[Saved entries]
↓

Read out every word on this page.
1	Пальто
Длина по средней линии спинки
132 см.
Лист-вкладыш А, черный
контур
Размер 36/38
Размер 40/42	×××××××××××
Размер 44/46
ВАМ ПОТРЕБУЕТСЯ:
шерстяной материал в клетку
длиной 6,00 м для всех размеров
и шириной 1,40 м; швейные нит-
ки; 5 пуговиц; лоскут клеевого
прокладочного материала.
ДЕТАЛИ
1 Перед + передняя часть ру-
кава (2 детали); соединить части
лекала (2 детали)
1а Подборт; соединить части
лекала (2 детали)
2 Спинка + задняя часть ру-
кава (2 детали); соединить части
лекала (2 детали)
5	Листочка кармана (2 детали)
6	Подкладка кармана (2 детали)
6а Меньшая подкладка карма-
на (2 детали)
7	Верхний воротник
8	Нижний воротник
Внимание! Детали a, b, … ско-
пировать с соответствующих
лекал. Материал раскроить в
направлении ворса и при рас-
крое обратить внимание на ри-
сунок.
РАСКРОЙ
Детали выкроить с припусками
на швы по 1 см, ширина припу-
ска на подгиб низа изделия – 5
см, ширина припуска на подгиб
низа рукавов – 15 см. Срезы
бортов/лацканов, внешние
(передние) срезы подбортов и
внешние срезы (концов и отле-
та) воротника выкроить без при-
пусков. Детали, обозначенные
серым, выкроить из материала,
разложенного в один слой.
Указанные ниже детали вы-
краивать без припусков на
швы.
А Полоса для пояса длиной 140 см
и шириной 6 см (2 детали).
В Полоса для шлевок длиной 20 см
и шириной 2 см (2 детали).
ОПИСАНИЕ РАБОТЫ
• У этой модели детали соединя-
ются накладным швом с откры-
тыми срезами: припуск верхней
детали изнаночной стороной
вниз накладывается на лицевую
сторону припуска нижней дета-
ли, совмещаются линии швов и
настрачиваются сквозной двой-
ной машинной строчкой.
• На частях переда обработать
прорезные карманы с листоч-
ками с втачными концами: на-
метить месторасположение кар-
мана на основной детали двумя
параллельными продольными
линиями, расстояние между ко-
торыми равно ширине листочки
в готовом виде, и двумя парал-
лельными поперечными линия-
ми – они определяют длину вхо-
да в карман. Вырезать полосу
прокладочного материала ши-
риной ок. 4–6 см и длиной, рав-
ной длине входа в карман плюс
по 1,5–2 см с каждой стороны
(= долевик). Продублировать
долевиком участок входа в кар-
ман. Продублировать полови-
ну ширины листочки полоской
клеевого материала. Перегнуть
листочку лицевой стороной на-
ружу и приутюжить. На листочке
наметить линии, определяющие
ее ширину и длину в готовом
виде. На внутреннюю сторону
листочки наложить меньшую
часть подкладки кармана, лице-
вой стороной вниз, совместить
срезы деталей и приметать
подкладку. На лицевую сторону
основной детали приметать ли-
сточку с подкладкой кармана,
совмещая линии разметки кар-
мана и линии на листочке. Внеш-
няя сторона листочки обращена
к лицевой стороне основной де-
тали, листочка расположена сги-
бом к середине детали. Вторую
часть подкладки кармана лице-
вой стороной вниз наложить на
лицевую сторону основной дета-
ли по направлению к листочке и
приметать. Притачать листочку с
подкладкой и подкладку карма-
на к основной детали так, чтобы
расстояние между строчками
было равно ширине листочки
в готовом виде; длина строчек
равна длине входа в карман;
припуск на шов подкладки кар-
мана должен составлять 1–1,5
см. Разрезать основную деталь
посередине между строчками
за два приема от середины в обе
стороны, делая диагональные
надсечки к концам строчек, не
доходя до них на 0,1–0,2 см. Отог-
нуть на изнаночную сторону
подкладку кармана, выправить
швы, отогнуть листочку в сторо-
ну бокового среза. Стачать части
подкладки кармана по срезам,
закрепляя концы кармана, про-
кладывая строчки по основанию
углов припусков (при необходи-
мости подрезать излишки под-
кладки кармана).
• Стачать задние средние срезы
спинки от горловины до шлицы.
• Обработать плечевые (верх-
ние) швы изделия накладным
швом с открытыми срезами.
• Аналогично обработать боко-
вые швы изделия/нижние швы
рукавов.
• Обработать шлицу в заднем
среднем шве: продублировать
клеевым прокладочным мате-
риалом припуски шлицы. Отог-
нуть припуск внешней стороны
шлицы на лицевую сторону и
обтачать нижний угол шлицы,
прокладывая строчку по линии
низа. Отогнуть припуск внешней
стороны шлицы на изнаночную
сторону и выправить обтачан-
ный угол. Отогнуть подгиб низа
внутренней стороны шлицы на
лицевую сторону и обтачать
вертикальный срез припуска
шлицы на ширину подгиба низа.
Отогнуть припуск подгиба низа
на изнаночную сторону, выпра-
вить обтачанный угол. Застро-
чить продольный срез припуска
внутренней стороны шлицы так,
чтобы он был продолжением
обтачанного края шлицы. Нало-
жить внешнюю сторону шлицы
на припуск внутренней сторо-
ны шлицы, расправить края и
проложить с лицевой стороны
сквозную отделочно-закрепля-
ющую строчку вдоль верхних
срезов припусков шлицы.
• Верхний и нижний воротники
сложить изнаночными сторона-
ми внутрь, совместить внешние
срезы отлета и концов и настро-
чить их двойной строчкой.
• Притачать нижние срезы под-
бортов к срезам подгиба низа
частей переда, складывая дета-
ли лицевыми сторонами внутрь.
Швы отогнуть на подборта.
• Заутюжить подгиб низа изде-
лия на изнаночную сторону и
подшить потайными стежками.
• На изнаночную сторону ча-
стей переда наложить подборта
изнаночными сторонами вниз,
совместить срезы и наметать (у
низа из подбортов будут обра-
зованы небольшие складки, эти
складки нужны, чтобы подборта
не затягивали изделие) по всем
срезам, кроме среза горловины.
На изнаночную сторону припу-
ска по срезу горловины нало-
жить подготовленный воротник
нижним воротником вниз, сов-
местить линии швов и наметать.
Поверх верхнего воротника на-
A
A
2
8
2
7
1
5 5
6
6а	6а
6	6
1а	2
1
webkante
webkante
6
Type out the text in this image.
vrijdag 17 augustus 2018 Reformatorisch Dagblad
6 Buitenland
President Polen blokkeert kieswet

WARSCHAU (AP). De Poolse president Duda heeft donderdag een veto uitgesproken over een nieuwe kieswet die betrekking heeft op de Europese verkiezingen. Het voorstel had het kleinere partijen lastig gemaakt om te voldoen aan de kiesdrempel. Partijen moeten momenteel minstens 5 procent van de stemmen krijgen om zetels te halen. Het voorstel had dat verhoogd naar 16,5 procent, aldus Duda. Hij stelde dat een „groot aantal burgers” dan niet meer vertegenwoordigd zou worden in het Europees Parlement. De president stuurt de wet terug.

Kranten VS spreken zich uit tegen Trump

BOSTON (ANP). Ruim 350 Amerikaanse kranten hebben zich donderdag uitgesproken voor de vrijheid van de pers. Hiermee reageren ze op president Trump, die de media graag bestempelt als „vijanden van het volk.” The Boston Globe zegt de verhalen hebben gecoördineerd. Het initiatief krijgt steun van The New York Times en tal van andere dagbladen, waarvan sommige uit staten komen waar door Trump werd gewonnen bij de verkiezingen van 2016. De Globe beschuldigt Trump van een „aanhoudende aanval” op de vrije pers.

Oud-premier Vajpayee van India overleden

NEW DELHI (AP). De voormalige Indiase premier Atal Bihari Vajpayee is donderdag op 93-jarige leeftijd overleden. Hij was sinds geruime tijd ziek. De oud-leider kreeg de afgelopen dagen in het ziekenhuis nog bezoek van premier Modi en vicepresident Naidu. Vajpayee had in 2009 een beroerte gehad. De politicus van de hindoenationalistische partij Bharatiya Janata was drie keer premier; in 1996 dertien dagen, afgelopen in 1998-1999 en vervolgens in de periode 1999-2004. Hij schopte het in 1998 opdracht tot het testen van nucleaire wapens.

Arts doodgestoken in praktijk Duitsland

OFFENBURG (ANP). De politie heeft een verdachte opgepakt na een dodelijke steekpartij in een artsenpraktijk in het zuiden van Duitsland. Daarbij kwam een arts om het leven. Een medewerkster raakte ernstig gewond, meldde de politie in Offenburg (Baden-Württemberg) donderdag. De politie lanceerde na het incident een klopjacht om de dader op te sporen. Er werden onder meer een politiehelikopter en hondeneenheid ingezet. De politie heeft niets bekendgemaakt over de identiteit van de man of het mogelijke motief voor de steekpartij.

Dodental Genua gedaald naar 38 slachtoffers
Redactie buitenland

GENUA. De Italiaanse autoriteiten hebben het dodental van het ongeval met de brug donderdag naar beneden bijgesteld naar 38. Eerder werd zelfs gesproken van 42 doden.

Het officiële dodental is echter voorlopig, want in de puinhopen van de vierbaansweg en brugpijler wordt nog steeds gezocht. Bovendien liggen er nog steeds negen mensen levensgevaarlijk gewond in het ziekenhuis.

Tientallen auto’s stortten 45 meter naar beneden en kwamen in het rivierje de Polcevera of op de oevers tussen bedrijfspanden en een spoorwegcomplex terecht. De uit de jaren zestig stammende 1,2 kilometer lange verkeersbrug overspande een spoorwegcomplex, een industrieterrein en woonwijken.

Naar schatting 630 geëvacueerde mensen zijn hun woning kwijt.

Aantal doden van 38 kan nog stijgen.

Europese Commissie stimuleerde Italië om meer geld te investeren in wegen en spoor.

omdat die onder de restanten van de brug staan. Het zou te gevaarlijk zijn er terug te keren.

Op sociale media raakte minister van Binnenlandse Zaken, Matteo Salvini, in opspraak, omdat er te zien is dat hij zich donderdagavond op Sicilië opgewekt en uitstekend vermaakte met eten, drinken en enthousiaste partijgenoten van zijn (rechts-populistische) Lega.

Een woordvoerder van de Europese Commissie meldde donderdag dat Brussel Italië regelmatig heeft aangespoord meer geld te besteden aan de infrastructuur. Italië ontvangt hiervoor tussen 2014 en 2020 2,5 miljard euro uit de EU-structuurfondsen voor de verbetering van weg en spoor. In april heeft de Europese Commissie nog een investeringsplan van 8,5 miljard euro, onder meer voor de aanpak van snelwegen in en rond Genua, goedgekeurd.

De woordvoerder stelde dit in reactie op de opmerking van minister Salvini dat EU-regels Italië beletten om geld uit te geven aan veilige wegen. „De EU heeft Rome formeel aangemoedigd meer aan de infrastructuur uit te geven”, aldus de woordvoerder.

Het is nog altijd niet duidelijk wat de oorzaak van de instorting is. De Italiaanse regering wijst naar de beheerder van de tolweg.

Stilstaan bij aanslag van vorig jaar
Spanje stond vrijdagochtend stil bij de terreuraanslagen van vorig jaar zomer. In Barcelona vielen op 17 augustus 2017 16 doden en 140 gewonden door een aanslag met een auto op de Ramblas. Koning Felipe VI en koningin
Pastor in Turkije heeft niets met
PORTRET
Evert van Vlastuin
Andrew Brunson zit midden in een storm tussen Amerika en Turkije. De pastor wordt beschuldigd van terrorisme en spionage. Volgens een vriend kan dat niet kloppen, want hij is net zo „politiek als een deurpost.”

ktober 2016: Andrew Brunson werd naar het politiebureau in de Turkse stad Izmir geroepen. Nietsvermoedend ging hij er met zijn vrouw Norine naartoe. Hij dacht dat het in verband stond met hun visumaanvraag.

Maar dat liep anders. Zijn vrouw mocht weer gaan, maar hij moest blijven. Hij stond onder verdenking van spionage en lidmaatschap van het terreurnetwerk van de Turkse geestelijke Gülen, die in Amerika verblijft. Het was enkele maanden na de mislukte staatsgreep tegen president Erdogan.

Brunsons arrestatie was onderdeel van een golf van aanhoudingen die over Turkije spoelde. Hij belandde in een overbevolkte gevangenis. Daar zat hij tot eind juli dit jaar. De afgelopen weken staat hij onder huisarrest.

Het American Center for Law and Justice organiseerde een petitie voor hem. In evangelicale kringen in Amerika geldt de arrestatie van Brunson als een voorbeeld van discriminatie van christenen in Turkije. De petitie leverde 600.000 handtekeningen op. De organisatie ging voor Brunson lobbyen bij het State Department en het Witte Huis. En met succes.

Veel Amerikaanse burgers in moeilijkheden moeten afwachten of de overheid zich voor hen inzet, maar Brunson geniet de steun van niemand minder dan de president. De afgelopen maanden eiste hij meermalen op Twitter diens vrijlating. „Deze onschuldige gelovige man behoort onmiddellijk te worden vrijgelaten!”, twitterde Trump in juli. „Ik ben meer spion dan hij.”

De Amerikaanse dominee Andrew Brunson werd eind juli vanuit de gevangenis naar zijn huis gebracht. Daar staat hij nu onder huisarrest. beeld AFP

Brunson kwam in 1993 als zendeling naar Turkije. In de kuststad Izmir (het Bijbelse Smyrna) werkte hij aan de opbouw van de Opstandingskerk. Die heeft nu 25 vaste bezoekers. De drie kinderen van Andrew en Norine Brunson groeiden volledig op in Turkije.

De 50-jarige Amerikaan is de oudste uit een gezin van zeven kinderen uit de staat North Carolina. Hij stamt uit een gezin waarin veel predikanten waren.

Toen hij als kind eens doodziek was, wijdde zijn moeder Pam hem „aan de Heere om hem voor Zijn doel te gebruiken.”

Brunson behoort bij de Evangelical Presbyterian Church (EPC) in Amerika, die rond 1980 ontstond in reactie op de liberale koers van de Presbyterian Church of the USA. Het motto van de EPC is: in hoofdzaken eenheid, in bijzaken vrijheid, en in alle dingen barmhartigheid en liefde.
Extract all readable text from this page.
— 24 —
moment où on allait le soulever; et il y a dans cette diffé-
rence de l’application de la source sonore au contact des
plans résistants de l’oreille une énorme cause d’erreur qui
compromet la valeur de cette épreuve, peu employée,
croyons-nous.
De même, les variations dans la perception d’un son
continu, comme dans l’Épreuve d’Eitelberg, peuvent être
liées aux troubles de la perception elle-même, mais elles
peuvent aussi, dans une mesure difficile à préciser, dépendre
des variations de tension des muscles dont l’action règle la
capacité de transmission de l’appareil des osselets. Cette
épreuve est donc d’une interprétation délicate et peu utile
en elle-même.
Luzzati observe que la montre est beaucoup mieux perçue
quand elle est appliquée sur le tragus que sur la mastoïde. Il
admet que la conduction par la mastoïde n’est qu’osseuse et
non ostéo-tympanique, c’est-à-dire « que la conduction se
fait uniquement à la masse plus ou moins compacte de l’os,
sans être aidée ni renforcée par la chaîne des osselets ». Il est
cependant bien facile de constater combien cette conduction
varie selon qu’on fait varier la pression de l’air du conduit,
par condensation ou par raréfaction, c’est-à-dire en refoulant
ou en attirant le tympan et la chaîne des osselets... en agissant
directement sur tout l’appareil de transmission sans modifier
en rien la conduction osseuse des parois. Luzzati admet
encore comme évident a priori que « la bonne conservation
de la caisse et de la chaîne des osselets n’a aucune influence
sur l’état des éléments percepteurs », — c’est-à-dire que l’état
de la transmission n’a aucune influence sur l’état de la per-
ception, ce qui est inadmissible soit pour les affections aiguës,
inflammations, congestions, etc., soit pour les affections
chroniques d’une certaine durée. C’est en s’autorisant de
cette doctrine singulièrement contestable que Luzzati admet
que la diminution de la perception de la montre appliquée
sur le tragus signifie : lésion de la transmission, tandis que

↑

**Aim of the exercise**
In the data above, count the lines where the word "подкладкой" appears; reply with the number only.

**Expected answer**
2